# Record extracts start

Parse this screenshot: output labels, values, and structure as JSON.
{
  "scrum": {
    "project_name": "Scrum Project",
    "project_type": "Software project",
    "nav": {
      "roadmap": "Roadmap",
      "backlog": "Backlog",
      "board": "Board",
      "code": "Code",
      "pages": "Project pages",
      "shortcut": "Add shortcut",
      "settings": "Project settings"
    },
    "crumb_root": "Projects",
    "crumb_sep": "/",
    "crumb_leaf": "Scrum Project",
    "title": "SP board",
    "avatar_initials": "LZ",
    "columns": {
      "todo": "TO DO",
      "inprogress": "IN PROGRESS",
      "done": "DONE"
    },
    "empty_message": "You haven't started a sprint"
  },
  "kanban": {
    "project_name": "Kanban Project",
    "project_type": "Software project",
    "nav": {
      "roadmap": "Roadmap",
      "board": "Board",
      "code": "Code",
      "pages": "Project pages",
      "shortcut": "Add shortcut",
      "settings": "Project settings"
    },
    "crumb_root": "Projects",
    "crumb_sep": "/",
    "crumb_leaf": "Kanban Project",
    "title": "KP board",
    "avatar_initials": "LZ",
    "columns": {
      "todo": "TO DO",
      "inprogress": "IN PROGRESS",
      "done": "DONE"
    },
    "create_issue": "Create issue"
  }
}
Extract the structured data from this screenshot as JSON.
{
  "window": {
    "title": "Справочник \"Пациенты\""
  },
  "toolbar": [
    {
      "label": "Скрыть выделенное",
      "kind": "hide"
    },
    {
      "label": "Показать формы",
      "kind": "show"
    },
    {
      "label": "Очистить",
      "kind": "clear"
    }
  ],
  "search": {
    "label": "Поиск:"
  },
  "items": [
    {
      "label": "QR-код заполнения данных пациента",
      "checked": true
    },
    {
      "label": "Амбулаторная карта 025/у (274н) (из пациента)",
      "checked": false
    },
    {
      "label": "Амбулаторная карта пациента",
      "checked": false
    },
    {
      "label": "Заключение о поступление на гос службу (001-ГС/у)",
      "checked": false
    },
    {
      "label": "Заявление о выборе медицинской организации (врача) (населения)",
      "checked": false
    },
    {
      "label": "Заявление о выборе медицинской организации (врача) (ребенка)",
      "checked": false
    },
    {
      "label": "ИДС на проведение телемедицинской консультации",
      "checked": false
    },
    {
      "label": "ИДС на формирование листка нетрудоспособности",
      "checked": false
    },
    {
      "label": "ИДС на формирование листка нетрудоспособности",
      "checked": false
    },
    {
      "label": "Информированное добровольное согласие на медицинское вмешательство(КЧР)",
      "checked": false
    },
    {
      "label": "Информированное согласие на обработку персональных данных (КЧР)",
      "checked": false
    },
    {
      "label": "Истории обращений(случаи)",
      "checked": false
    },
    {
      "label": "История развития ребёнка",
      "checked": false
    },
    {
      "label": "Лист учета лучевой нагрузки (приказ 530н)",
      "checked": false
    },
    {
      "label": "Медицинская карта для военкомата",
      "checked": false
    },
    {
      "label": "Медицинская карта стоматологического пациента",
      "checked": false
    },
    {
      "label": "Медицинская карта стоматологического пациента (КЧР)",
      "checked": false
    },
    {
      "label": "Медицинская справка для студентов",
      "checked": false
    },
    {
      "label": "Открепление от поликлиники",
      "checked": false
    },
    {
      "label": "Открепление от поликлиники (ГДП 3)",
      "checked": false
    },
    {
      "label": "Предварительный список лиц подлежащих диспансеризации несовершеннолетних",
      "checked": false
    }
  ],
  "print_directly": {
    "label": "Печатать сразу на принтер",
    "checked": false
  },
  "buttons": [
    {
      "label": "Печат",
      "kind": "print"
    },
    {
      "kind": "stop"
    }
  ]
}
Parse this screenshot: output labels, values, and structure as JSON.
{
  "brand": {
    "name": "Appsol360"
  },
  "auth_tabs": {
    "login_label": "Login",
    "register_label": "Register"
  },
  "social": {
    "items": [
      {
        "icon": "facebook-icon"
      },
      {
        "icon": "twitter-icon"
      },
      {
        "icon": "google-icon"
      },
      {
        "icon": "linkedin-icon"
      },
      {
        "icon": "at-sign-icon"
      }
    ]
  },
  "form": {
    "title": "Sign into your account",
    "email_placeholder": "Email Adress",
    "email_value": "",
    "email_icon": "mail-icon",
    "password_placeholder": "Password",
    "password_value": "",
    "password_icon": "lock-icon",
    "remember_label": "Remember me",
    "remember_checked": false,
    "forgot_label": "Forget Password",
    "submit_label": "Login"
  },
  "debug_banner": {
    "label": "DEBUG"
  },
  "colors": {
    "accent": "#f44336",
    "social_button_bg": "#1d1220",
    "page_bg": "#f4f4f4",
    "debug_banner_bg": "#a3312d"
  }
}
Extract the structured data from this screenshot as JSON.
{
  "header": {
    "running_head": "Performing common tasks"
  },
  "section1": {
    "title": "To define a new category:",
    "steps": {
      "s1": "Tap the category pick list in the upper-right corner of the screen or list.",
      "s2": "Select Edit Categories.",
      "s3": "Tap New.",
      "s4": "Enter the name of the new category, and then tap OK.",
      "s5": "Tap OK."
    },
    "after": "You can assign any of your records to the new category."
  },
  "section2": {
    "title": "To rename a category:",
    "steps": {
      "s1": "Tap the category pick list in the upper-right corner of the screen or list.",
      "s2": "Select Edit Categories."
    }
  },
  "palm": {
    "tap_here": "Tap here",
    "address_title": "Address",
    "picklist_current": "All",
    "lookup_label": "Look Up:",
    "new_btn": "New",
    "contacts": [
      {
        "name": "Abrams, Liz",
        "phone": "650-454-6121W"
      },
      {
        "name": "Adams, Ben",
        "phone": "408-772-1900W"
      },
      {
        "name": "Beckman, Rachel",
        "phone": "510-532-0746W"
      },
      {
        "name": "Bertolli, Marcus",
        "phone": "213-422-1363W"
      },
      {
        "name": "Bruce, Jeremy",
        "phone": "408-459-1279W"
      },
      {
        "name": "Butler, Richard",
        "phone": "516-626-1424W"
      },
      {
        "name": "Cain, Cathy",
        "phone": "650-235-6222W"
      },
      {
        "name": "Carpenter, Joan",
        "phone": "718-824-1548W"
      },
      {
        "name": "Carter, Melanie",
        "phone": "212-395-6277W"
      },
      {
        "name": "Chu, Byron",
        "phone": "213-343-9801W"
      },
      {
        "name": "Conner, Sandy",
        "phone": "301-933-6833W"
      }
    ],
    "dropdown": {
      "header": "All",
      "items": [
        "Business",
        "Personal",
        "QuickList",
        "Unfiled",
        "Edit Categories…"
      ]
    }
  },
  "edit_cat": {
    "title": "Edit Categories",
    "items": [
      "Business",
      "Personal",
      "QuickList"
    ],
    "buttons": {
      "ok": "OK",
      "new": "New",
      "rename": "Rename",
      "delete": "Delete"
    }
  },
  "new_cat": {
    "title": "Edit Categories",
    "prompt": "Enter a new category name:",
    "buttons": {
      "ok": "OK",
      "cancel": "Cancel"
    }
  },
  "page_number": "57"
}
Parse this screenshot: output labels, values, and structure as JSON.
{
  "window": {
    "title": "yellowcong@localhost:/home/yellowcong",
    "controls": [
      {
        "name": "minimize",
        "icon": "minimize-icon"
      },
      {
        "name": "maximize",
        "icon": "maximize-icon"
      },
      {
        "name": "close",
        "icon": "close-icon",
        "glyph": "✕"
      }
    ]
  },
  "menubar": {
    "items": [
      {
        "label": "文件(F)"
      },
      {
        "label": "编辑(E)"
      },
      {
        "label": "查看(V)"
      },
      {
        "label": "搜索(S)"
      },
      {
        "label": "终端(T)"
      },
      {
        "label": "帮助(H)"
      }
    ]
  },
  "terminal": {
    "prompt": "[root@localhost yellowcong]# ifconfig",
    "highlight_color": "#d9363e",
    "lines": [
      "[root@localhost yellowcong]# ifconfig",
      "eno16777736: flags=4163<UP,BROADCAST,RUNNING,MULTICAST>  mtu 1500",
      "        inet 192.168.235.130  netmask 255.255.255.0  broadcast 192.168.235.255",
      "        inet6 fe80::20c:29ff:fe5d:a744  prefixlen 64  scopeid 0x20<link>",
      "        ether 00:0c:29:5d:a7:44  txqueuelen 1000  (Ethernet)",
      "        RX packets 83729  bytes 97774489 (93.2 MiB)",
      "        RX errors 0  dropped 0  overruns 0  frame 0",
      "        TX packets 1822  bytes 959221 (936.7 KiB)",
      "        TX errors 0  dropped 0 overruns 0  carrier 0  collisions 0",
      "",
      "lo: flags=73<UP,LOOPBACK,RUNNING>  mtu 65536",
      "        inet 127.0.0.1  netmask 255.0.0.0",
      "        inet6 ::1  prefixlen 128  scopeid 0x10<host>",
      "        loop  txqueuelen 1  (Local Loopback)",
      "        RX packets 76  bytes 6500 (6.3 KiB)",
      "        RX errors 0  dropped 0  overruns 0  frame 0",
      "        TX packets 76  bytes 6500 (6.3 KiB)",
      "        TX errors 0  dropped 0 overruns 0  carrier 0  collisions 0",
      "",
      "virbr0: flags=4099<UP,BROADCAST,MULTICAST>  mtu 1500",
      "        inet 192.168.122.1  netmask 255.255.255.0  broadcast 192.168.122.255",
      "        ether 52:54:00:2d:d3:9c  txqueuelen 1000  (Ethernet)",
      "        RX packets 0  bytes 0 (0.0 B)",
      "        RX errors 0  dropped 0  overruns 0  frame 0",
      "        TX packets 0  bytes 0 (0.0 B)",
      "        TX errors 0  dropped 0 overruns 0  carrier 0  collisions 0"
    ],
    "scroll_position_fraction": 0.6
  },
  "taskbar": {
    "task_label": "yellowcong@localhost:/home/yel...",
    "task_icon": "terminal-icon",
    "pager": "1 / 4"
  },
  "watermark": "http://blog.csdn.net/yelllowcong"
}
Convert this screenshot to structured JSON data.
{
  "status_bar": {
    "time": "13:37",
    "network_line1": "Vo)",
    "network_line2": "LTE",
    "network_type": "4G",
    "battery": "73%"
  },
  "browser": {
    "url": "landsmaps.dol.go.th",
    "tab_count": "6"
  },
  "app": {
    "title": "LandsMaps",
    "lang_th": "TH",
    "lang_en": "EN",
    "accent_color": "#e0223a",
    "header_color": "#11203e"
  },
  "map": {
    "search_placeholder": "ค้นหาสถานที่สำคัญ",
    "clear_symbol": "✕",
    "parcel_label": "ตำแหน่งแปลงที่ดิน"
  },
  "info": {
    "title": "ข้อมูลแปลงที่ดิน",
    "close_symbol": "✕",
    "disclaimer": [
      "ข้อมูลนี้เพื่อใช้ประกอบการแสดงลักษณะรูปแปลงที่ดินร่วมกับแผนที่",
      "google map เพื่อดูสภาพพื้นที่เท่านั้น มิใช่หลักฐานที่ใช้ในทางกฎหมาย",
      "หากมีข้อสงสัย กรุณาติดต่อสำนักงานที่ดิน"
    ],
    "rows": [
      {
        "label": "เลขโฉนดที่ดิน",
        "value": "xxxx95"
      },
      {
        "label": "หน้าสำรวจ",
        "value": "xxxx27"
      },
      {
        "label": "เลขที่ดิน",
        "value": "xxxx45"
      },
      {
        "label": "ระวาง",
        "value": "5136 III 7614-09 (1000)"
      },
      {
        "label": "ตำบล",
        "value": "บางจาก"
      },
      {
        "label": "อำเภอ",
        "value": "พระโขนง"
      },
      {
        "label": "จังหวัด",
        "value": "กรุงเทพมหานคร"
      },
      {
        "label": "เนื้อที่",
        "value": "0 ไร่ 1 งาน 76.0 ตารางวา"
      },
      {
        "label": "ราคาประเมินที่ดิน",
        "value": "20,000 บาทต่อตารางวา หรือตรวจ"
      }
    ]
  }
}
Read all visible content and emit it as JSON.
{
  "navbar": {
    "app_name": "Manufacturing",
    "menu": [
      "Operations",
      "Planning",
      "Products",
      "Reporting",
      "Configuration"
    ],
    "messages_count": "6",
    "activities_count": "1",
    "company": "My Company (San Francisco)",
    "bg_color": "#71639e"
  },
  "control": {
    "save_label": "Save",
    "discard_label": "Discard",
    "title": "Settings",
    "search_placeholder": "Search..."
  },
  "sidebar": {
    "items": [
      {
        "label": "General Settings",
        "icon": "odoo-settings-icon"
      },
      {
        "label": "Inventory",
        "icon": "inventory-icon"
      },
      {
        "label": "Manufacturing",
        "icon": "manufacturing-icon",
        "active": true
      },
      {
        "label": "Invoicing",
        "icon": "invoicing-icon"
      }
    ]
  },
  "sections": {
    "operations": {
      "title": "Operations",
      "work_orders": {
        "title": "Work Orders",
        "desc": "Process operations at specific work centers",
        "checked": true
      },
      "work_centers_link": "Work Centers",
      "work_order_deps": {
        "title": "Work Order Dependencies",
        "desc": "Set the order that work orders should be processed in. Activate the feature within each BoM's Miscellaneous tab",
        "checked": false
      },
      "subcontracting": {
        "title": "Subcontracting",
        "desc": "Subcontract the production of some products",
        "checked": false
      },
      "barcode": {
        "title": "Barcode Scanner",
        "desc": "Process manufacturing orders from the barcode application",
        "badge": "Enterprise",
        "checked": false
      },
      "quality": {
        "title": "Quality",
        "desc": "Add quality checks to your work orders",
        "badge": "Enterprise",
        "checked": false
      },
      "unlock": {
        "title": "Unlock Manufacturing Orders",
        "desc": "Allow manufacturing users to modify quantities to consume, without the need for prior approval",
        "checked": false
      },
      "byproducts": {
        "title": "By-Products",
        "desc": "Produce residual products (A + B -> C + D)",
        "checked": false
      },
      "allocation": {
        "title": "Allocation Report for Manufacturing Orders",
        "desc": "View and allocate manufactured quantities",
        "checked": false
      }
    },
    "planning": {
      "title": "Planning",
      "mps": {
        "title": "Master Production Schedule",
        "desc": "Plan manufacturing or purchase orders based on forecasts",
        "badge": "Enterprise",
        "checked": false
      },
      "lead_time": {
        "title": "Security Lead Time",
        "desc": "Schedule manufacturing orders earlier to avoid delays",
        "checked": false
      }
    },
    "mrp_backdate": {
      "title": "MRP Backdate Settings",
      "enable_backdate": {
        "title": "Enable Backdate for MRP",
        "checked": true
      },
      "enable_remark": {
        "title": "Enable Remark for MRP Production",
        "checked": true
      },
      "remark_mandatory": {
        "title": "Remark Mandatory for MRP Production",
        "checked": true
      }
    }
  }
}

# Record extracts end

* **Problem details**
Copy out the lines that hold "согласие".

* **Solution below**
      "label": "Информированное добровольное согласие на медицинское вмешательство(КЧР)",
      "label": "Информированное согласие на обработку персональных данных (КЧР)",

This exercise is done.